Goal
Single out the lines of the material that contain "currentNumberIndex" and copy them.

Material for this exercise

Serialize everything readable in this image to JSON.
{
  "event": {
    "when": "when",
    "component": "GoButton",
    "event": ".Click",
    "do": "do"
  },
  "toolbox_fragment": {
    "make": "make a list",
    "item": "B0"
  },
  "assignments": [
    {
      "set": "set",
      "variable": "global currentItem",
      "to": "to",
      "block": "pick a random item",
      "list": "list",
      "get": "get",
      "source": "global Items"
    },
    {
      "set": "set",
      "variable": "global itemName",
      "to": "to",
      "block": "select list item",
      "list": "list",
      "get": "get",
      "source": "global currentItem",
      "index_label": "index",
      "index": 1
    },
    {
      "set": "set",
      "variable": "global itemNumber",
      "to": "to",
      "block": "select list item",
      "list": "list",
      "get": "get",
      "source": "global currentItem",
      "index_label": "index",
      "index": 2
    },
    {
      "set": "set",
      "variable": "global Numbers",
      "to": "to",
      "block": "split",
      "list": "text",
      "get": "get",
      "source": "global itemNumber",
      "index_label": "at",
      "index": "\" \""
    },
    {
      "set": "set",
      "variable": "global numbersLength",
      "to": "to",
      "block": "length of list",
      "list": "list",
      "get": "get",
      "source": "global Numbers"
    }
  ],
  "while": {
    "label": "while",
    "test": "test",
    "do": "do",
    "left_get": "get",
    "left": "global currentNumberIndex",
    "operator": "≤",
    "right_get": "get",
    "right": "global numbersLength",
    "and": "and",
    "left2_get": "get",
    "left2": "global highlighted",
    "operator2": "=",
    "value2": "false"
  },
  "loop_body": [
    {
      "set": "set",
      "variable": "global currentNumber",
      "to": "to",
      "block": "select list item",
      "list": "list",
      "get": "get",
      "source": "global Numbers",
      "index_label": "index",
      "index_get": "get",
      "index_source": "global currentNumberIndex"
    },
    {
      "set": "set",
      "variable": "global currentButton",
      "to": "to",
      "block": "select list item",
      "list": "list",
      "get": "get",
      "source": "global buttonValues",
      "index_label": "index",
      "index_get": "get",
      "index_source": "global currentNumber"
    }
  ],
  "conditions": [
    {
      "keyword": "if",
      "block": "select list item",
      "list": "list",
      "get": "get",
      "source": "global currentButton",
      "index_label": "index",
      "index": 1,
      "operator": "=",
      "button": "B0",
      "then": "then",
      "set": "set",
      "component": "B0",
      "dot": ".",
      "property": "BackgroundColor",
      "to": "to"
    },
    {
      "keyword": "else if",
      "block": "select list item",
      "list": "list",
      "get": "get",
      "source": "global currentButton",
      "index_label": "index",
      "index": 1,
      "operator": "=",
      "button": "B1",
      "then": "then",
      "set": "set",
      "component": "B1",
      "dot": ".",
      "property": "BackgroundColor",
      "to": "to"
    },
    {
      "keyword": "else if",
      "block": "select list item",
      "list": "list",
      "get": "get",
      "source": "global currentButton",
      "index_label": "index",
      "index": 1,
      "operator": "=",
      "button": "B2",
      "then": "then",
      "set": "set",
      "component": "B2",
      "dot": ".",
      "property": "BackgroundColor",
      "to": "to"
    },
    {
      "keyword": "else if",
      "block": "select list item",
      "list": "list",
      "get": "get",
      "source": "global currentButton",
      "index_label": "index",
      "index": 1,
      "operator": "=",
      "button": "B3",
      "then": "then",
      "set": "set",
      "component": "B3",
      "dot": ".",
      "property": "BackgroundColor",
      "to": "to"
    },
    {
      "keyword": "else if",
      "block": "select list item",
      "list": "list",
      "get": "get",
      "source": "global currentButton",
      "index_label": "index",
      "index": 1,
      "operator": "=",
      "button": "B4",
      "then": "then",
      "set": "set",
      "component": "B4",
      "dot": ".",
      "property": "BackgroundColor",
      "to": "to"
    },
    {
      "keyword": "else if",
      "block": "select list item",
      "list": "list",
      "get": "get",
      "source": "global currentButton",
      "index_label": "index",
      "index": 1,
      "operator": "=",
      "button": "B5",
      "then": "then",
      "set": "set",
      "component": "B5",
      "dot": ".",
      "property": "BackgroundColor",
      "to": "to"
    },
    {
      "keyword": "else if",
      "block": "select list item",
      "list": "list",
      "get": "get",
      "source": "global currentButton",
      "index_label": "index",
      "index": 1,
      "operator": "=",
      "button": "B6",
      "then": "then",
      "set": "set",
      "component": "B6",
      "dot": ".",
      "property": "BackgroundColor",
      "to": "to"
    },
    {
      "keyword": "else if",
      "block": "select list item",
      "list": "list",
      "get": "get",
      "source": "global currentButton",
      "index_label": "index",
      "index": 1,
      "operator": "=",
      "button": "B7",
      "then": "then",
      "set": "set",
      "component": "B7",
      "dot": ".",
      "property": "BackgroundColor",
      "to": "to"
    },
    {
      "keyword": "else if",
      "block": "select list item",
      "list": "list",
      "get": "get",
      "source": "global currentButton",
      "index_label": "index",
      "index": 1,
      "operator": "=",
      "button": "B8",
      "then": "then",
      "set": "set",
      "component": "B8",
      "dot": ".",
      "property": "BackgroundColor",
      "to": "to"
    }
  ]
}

Written solution
    "left": "global currentNumberIndex",
      "index_source": "global currentNumberIndex"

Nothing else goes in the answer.